- OBJECTIVE: Reproduce the complete listing without any deviation.

===

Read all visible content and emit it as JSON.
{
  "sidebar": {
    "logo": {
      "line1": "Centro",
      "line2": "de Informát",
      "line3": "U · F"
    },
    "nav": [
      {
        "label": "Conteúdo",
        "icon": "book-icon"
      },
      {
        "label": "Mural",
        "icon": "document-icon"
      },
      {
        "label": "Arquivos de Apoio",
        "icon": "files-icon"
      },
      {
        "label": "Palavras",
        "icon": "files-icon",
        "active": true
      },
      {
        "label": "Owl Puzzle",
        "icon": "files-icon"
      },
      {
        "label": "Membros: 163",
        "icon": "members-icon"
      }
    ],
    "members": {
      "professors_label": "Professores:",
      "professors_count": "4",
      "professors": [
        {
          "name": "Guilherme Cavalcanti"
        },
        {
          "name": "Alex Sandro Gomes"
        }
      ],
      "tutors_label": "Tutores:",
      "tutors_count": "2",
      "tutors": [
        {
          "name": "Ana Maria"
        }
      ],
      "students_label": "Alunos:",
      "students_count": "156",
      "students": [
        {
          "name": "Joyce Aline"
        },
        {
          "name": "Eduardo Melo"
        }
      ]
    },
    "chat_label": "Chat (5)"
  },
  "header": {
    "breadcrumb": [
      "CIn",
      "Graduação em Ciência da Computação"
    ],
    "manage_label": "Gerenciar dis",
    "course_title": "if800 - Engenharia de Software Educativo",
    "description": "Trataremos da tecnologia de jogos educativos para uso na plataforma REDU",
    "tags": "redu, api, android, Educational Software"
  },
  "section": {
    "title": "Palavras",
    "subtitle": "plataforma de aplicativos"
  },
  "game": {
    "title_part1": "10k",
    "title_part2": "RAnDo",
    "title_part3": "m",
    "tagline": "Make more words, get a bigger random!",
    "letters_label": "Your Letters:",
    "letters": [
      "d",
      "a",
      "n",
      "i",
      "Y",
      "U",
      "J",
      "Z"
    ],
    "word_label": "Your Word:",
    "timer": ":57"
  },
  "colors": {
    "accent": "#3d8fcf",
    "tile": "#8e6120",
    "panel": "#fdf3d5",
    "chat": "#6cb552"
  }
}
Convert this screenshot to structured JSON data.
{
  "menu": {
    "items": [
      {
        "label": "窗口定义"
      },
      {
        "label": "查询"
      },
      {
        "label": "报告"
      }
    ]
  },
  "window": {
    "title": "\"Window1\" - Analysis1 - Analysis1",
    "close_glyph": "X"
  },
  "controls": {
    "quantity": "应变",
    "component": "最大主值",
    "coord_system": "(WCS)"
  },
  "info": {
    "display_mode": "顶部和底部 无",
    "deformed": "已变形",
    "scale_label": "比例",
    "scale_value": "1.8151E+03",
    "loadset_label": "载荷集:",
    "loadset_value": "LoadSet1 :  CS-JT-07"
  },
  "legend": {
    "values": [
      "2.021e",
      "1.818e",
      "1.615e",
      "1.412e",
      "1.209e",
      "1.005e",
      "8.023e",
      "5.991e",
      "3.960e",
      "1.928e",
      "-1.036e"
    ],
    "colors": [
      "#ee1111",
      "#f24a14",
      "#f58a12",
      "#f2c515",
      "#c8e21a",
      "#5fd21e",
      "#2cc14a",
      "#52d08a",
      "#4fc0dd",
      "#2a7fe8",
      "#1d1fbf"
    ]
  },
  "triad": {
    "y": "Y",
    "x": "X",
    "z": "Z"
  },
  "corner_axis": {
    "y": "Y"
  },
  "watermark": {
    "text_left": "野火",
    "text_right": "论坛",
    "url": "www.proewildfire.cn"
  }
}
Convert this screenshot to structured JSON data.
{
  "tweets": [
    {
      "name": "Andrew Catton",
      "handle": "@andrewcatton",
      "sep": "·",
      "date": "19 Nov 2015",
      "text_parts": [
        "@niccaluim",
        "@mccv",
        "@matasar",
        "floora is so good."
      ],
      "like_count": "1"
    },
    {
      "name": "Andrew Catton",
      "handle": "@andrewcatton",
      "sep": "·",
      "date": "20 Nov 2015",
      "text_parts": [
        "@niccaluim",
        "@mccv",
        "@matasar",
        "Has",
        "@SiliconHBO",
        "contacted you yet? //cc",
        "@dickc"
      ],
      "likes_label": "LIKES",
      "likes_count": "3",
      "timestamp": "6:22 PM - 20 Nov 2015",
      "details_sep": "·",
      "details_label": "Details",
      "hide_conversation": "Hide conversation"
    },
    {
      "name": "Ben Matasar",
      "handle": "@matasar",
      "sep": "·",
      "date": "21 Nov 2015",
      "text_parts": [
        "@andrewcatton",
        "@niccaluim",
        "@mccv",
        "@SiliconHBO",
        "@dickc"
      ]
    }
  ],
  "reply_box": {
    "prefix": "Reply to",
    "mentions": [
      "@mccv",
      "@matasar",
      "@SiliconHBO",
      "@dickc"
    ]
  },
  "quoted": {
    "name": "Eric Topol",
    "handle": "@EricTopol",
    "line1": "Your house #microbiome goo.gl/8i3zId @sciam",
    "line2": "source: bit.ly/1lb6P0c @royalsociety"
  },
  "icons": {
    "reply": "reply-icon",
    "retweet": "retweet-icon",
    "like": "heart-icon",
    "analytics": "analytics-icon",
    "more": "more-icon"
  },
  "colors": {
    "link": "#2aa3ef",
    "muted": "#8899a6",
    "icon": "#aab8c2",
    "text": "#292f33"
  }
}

===

- RESPONSE:
Read all visible content and emit it as JSON.
{
  "sidebar": {
    "logo": {
      "line1": "Centro",
      "line2": "de Informát",
      "line3": "U · F"
    },
    "nav": [
      {
        "label": "Conteúdo",
        "icon": "book-icon"
      },
      {
        "label": "Mural",
        "icon": "document-icon"
      },
      {
        "label": "Arquivos de Apoio",
        "icon": "files-icon"
      },
      {
        "label": "Palavras",
        "icon": "files-icon",
        "active": true
      },
      {
        "label": "Owl Puzzle",
        "icon": "files-icon"
      },
      {
        "label": "Membros: 163",
        "icon": "members-icon"
      }
    ],
    "members": {
      "professors_label": "Professores:",
      "professors_count": "4",
      "professors": [
        {
          "name": "Guilherme Cavalcanti"
        },
        {
          "name": "Alex Sandro Gomes"
        }
      ],
      "tutors_label": "Tutores:",
      "tutors_count": "2",
      "tutors": [
        {
          "name": "Ana Maria"
        }
      ],
      "students_label": "Alunos:",
      "students_count": "156",
      "students": [
        {
          "name": "Joyce Aline"
        },
        {
          "name": "Eduardo Melo"
        }
      ]
    },
    "chat_label": "Chat (5)"
  },
  "header": {
    "breadcrumb": [
      "CIn",
      "Graduação em Ciência da Computação"
    ],
    "manage_label": "Gerenciar dis",
    "course_title": "if800 - Engenharia de Software Educativo",
    "description": "Trataremos da tecnologia de jogos educativos para uso na plataforma REDU",
    "tags": "redu, api, android, Educational Software"
  },
  "section": {
    "title": "Palavras",
    "subtitle": "plataforma de aplicativos"
  },
  "game": {
    "title_part1": "10k",
    "title_part2": "RAnDo",
    "title_part3": "m",
    "tagline": "Make more words, get a bigger random!",
    "letters_label": "Your Letters:",
    "letters": [
      "d",
      "a",
      "n",
      "i",
      "Y",
      "U",
      "J",
      "Z"
    ],
    "word_label": "Your Word:",
    "timer": ":57"
  },
  "colors": {
    "accent": "#3d8fcf",
    "tile": "#8e6120",
    "panel": "#fdf3d5",
    "chat": "#6cb552"
  }
}
Convert this screenshot to structured JSON data.
{
  "menu": {
    "items": [
      {
        "label": "窗口定义"
      },
      {
        "label": "查询"
      },
      {
        "label": "报告"
      }
    ]
  },
  "window": {
    "title": "\"Window1\" - Analysis1 - Analysis1",
    "close_glyph": "X"
  },
  "controls": {
    "quantity": "应变",
    "component": "最大主值",
    "coord_system": "(WCS)"
  },
  "info": {
    "display_mode": "顶部和底部 无",
    "deformed": "已变形",
    "scale_label": "比例",
    "scale_value": "1.8151E+03",
    "loadset_label": "载荷集:",
    "loadset_value": "LoadSet1 :  CS-JT-07"
  },
  "legend": {
    "values": [
      "2.021e",
      "1.818e",
      "1.615e",
      "1.412e",
      "1.209e",
      "1.005e",
      "8.023e",
      "5.991e",
      "3.960e",
      "1.928e",
      "-1.036e"
    ],
    "colors": [
      "#ee1111",
      "#f24a14",
      "#f58a12",
      "#f2c515",
      "#c8e21a",
      "#5fd21e",
      "#2cc14a",
      "#52d08a",
      "#4fc0dd",
      "#2a7fe8",
      "#1d1fbf"
    ]
  },
  "triad": {
    "y": "Y",
    "x": "X",
    "z": "Z"
  },
  "corner_axis": {
    "y": "Y"
  },
  "watermark": {
    "text_left": "野火",
    "text_right": "论坛",
    "url": "www.proewildfire.cn"
  }
}
Convert this screenshot to structured JSON data.
{
  "tweets": [
    {
      "name": "Andrew Catton",
      "handle": "@andrewcatton",
      "sep": "·",
      "date": "19 Nov 2015",
      "text_parts": [
        "@niccaluim",
        "@mccv",
        "@matasar",
        "floora is so good."
      ],
      "like_count": "1"
    },
    {
      "name": "Andrew Catton",
      "handle": "@andrewcatton",
      "sep": "·",
      "date": "20 Nov 2015",
      "text_parts": [
        "@niccaluim",
        "@mccv",
        "@matasar",
        "Has",
        "@SiliconHBO",
        "contacted you yet? //cc",
        "@dickc"
      ],
      "likes_label": "LIKES",
      "likes_count": "3",
      "timestamp": "6:22 PM - 20 Nov 2015",
      "details_sep": "·",
      "details_label": "Details",
      "hide_conversation": "Hide conversation"
    },
    {
      "name": "Ben Matasar",
      "handle": "@matasar",
      "sep": "·",
      "date": "21 Nov 2015",
      "text_parts": [
        "@andrewcatton",
        "@niccaluim",
        "@mccv",
        "@SiliconHBO",
        "@dickc"
      ]
    }
  ],
  "reply_box": {
    "prefix": "Reply to",
    "mentions": [
      "@mccv",
      "@matasar",
      "@SiliconHBO",
      "@dickc"
    ]
  },
  "quoted": {
    "name": "Eric Topol",
    "handle": "@EricTopol",
    "line1": "Your house #microbiome goo.gl/8i3zId @sciam",
    "line2": "source: bit.ly/1lb6P0c @royalsociety"
  },
  "icons": {
    "reply": "reply-icon",
    "retweet": "retweet-icon",
    "like": "heart-icon",
    "analytics": "analytics-icon",
    "more": "more-icon"
  },
  "colors": {
    "link": "#2aa3ef",
    "muted": "#8899a6",
    "icon": "#aab8c2",
    "text": "#292f33"
  }
}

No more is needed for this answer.